(begin)
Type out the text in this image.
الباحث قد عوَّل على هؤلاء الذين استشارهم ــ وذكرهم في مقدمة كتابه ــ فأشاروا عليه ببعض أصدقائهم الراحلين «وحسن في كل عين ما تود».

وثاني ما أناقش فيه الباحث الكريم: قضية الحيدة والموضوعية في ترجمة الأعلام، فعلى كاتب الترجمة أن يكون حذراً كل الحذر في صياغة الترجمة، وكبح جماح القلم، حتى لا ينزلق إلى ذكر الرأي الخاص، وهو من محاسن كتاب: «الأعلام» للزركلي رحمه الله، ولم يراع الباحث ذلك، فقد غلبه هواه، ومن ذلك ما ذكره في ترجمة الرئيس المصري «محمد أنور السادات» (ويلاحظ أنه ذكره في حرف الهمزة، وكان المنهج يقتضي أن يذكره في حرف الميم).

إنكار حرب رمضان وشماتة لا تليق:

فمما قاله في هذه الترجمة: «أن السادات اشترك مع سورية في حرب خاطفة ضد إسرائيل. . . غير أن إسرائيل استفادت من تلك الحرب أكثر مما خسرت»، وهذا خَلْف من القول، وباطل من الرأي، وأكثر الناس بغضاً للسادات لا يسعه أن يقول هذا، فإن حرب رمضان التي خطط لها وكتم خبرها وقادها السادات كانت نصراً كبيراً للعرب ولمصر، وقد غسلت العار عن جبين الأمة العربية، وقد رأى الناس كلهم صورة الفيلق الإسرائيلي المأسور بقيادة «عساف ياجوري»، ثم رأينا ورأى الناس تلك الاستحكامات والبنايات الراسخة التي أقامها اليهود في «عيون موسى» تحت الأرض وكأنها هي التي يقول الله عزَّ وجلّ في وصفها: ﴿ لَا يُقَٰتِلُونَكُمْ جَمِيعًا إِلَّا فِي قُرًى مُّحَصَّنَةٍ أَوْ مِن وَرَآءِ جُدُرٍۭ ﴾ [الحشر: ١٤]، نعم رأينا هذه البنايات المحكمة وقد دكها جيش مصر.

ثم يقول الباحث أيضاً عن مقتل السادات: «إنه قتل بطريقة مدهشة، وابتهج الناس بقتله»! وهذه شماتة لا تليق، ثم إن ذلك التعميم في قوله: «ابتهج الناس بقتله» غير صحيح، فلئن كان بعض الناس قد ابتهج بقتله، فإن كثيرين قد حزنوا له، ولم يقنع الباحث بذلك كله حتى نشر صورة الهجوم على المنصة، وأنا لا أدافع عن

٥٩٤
(end)
(begin)
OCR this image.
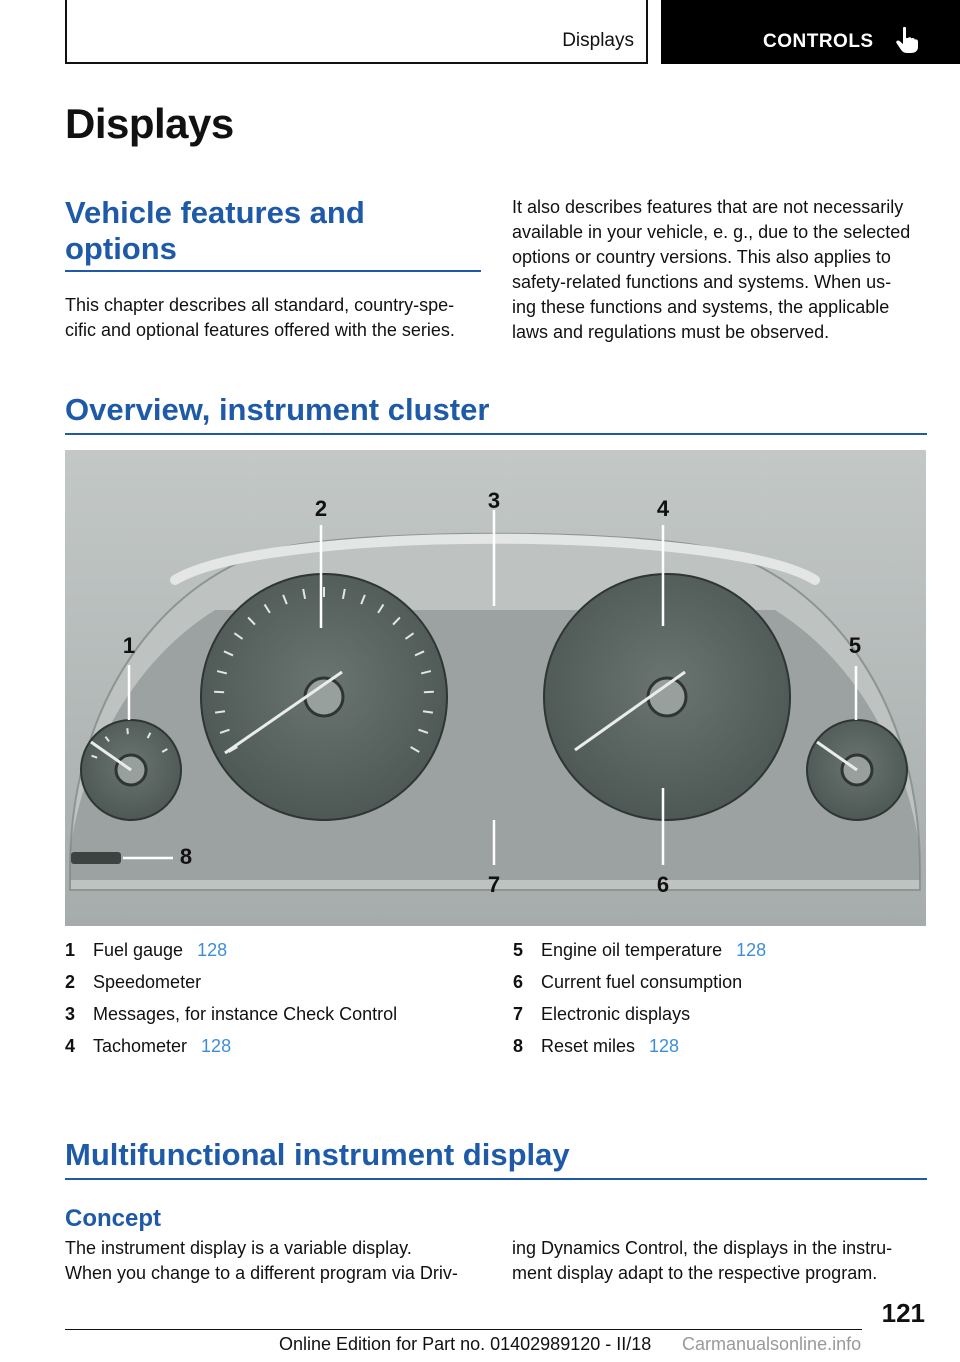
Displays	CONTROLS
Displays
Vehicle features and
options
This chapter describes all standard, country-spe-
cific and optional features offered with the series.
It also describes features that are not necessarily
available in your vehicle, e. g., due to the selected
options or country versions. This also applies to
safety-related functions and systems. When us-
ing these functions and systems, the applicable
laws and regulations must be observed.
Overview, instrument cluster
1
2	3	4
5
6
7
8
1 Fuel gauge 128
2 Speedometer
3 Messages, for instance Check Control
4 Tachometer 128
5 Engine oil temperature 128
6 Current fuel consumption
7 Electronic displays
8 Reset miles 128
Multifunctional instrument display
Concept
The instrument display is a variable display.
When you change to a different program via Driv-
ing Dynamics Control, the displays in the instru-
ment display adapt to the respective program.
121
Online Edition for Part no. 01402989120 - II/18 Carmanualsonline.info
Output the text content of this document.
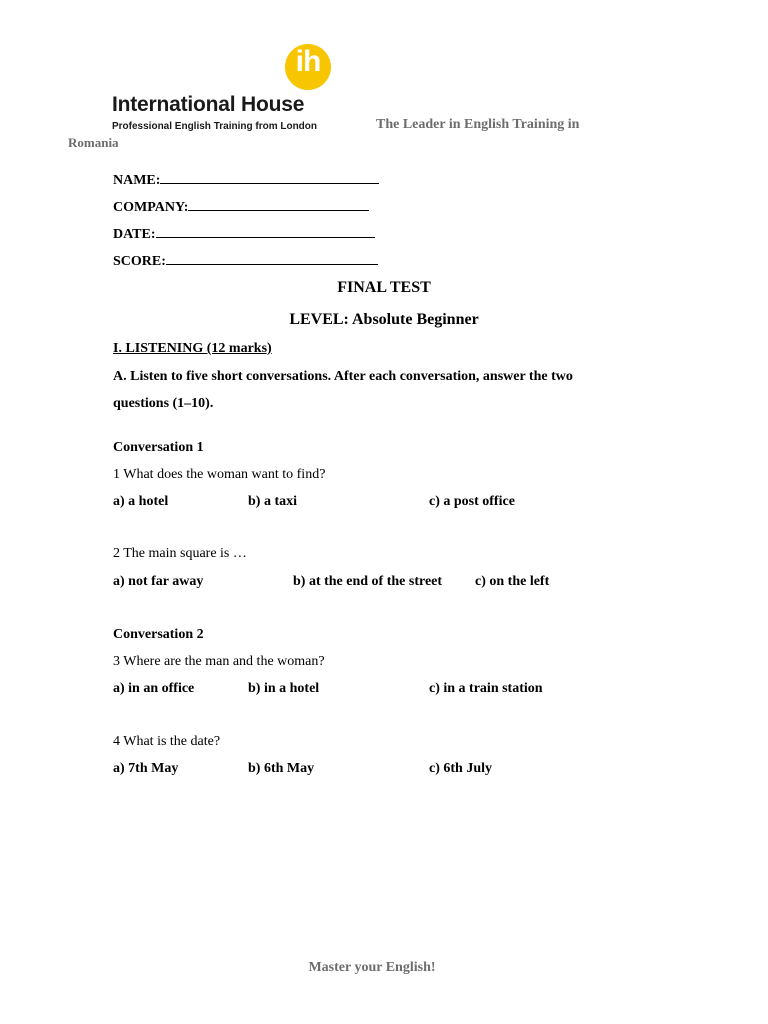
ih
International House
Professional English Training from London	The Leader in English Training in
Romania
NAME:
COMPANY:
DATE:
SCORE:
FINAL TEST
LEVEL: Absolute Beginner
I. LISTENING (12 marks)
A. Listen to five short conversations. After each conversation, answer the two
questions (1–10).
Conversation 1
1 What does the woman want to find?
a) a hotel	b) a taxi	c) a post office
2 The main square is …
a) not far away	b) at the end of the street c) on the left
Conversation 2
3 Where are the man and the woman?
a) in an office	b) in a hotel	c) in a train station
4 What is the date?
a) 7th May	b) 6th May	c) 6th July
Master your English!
(end)
:: Task description ::
Locate the lines above that contain "تليق" and copy them.

:: Correct answer ::
إنكار حرب رمضان وشماتة لا تليق:
ثم يقول الباحث أيضاً عن مقتل السادات: «إنه قتل بطريقة مدهشة، وابتهج الناس بقتله»! وهذه شماتة لا تليق، ثم إن ذلك التعميم في قوله: «ابتهج الناس بقتله» غير صحيح، فلئن كان بعض الناس قد ابتهج بقتله، فإن كثيرين قد حزنوا له، ولم يقنع الباحث بذلك كله حتى نشر صورة الهجوم على المنصة، وأنا لا أدافع عن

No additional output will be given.